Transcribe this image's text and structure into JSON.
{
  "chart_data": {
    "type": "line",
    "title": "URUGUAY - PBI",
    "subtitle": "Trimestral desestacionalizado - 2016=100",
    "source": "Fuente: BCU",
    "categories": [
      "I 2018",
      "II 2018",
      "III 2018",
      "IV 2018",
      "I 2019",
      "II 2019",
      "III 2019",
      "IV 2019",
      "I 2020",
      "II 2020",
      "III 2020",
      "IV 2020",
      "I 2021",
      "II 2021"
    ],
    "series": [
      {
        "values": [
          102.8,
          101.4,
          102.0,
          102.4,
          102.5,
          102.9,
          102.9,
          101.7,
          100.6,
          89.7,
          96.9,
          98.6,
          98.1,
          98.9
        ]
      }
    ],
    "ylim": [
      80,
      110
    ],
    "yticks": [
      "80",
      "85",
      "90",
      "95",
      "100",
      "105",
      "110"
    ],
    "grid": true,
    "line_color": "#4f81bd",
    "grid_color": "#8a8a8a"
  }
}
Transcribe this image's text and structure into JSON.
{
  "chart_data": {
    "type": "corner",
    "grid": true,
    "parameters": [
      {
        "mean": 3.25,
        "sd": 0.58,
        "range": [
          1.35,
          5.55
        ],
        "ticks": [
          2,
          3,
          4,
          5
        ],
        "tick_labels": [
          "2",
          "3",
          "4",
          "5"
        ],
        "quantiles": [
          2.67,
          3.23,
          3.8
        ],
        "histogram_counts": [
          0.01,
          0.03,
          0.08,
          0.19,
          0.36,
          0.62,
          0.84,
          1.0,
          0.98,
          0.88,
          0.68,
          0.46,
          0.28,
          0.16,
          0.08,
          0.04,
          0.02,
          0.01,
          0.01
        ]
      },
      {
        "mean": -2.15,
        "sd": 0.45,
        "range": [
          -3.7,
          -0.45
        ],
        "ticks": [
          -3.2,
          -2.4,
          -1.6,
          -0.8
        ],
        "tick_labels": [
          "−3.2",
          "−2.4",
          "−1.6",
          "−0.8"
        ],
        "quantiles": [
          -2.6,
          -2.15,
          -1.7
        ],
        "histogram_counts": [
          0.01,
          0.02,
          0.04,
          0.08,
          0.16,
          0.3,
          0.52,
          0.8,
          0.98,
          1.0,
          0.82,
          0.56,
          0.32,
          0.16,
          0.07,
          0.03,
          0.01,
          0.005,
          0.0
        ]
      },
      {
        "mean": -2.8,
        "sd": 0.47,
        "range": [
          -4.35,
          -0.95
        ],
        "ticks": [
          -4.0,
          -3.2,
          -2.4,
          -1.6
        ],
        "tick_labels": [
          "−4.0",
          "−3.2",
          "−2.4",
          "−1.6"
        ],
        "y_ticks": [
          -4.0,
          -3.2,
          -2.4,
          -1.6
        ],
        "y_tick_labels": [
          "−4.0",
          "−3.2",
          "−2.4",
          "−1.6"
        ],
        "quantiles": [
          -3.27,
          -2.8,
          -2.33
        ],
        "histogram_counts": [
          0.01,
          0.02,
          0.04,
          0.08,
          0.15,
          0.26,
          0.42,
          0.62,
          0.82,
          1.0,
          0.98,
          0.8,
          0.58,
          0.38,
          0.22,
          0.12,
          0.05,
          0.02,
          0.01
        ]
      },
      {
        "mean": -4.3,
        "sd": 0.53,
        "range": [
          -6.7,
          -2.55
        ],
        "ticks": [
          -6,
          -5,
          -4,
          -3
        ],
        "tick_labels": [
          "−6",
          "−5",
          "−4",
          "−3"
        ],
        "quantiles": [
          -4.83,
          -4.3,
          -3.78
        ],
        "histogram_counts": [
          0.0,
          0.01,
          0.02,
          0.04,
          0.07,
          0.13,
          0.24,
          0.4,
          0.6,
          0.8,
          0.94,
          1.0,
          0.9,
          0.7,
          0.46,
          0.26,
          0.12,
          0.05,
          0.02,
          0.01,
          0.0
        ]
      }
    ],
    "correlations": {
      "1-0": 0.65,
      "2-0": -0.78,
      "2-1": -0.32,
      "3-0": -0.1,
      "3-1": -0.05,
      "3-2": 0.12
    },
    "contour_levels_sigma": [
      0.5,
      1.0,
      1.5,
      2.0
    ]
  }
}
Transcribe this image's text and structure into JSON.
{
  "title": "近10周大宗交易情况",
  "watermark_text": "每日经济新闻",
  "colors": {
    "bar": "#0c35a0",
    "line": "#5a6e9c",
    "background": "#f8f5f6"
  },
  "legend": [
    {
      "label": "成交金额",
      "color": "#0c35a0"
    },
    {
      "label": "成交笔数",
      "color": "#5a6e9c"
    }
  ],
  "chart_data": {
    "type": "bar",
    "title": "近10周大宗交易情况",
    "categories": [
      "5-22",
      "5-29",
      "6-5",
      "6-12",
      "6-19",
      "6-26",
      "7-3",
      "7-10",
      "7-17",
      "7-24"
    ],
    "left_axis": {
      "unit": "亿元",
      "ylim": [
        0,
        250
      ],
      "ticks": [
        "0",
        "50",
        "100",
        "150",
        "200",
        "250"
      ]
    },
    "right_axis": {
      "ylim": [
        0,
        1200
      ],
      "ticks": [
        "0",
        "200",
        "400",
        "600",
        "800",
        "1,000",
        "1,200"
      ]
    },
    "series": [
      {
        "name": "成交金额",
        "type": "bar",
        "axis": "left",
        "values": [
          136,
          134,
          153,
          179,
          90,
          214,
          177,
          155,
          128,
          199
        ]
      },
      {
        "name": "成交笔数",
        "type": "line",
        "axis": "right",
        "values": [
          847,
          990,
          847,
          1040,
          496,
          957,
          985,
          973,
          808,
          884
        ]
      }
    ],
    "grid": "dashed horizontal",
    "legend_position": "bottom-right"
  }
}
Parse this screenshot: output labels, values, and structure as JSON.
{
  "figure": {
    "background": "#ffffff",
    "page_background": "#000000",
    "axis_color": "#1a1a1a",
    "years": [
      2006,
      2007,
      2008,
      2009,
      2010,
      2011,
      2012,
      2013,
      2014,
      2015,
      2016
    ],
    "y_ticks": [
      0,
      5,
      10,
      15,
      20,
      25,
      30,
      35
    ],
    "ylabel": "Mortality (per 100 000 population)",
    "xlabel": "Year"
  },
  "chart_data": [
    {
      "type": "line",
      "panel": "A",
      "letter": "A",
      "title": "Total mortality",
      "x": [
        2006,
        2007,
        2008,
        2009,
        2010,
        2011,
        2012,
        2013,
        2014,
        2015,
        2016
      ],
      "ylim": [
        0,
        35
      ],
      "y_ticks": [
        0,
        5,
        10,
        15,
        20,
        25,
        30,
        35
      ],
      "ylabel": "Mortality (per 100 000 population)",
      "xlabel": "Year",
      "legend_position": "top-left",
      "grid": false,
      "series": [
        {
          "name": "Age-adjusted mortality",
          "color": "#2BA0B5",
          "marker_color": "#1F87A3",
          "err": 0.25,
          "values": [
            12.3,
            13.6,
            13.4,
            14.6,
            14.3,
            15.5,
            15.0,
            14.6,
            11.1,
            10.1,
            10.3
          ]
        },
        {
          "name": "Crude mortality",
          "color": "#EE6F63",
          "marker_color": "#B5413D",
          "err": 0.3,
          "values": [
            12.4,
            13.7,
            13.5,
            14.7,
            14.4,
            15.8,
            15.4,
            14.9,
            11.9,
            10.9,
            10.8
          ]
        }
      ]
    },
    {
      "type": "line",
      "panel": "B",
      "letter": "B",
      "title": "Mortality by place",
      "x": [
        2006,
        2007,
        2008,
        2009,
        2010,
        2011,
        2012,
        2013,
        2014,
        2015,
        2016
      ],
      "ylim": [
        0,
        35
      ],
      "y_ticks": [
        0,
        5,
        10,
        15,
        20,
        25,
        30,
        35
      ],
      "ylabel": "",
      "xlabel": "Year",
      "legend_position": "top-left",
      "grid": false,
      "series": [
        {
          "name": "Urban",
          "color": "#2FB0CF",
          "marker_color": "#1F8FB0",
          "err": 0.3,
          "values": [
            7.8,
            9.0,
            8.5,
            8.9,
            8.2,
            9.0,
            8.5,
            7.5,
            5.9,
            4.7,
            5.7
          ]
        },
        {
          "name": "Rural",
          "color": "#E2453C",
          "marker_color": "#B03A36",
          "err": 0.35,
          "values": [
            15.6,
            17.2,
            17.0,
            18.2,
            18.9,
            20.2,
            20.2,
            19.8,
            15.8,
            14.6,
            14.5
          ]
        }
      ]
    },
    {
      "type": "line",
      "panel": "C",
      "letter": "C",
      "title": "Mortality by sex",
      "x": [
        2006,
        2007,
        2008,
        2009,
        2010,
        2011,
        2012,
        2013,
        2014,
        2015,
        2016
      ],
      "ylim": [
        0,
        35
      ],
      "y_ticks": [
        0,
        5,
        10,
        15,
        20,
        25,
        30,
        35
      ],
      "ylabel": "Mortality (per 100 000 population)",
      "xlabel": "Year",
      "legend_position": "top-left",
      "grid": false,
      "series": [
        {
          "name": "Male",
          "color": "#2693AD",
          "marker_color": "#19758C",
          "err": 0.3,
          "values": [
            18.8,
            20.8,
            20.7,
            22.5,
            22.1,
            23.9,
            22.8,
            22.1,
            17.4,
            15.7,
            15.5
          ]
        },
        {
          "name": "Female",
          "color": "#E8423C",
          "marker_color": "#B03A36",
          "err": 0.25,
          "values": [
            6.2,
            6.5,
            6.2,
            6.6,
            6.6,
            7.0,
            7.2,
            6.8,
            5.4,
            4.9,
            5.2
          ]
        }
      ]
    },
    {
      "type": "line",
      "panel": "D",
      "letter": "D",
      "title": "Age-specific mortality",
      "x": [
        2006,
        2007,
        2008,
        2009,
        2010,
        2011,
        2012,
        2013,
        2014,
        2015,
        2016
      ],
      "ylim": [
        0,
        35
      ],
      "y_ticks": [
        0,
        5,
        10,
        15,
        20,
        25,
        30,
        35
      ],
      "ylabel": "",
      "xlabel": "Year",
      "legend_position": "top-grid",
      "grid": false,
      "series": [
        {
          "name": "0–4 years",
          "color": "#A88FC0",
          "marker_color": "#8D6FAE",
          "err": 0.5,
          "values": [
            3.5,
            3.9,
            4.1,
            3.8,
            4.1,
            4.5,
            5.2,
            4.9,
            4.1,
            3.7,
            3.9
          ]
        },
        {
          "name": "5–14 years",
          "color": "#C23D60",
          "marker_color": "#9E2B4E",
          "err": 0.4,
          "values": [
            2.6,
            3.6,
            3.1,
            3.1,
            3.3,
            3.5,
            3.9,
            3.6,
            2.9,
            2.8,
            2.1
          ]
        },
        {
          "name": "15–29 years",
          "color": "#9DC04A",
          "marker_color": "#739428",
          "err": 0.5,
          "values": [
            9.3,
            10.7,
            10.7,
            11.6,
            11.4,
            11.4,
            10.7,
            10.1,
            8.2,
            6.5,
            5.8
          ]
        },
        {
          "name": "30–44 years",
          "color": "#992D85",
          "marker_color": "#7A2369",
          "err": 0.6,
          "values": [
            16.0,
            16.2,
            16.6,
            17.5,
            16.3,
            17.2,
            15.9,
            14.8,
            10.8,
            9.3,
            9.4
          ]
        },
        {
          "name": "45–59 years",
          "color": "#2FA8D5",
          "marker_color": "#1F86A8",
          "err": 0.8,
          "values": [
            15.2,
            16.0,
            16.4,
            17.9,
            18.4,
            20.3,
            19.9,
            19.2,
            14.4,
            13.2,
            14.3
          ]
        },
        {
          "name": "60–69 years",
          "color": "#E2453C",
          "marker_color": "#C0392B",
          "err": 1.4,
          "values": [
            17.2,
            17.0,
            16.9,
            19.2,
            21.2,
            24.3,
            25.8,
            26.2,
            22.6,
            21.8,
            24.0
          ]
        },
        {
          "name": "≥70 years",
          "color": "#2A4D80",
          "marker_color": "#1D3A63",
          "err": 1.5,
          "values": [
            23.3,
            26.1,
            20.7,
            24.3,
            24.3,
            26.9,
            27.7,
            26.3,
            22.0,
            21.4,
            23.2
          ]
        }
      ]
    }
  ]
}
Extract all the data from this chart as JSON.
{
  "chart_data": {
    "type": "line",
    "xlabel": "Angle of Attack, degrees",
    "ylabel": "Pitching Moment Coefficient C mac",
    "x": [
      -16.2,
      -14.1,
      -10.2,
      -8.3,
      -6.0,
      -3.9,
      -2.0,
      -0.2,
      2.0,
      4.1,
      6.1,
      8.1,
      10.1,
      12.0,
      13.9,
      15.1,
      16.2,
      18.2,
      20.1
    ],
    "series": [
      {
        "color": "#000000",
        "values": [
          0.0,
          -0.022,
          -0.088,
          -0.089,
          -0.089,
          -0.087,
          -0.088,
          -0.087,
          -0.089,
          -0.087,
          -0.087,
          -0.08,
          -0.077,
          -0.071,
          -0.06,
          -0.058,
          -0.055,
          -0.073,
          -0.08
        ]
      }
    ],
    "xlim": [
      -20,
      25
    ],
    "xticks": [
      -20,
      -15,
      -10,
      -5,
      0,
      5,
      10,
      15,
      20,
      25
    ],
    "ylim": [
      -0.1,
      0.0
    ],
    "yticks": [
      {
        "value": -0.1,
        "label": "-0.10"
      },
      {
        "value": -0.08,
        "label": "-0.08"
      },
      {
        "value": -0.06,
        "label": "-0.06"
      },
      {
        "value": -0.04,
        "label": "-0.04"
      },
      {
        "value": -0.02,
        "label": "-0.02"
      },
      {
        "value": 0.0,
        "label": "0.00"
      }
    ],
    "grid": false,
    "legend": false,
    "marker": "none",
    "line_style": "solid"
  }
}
------------------------------------
= TASK =
Scan the lines for the string "years". Copy out each line that matches.

= SOLUTION TO THIS PROBLEM =
    "years": [
          "name": "0–4 years",
          "name": "5–14 years",
          "name": "15–29 years",
          "name": "30–44 years",
          "name": "45–59 years",
          "name": "60–69 years",
          "name": "≥70 years",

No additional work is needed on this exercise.